» Records:
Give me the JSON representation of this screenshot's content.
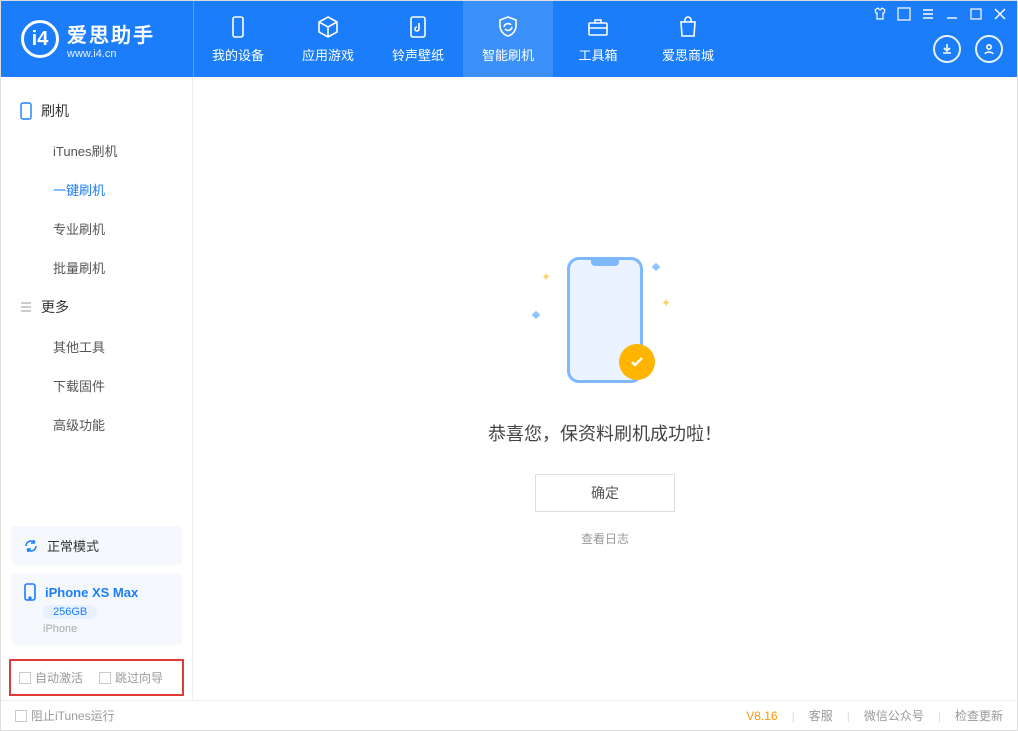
{
  "app": {
    "title": "爱思助手",
    "url": "www.i4.cn"
  },
  "topTabs": [
    {
      "label": "我的设备"
    },
    {
      "label": "应用游戏"
    },
    {
      "label": "铃声壁纸"
    },
    {
      "label": "智能刷机"
    },
    {
      "label": "工具箱"
    },
    {
      "label": "爱思商城"
    }
  ],
  "sidebar": {
    "group1": {
      "title": "刷机"
    },
    "items1": [
      {
        "label": "iTunes刷机"
      },
      {
        "label": "一键刷机"
      },
      {
        "label": "专业刷机"
      },
      {
        "label": "批量刷机"
      }
    ],
    "group2": {
      "title": "更多"
    },
    "items2": [
      {
        "label": "其他工具"
      },
      {
        "label": "下载固件"
      },
      {
        "label": "高级功能"
      }
    ],
    "mode": "正常模式",
    "device": {
      "name": "iPhone XS Max",
      "storage": "256GB",
      "type": "iPhone"
    },
    "checkboxes": {
      "autoActivate": "自动激活",
      "skipGuide": "跳过向导"
    }
  },
  "main": {
    "successMessage": "恭喜您，保资料刷机成功啦！",
    "okButton": "确定",
    "viewLog": "查看日志"
  },
  "statusbar": {
    "blockItunes": "阻止iTunes运行",
    "version": "V8.16",
    "support": "客服",
    "wechat": "微信公众号",
    "update": "检查更新"
  }
}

» Task to complete: Take the listing and print it again exactly, but without any pictures.

» Exercise solution:
Give me the JSON representation of this screenshot's content.
{
  "app": {
    "title": "爱思助手",
    "url": "www.i4.cn"
  },
  "topTabs": [
    {
      "label": "我的设备"
    },
    {
      "label": "应用游戏"
    },
    {
      "label": "铃声壁纸"
    },
    {
      "label": "智能刷机"
    },
    {
      "label": "工具箱"
    },
    {
      "label": "爱思商城"
    }
  ],
  "sidebar": {
    "group1": {
      "title": "刷机"
    },
    "items1": [
      {
        "label": "iTunes刷机"
      },
      {
        "label": "一键刷机"
      },
      {
        "label": "专业刷机"
      },
      {
        "label": "批量刷机"
      }
    ],
    "group2": {
      "title": "更多"
    },
    "items2": [
      {
        "label": "其他工具"
      },
      {
        "label": "下载固件"
      },
      {
        "label": "高级功能"
      }
    ],
    "mode": "正常模式",
    "device": {
      "name": "iPhone XS Max",
      "storage": "256GB",
      "type": "iPhone"
    },
    "checkboxes": {
      "autoActivate": "自动激活",
      "skipGuide": "跳过向导"
    }
  },
  "main": {
    "successMessage": "恭喜您，保资料刷机成功啦！",
    "okButton": "确定",
    "viewLog": "查看日志"
  },
  "statusbar": {
    "blockItunes": "阻止iTunes运行",
    "version": "V8.16",
    "support": "客服",
    "wechat": "微信公众号",
    "update": "检查更新"
  }
}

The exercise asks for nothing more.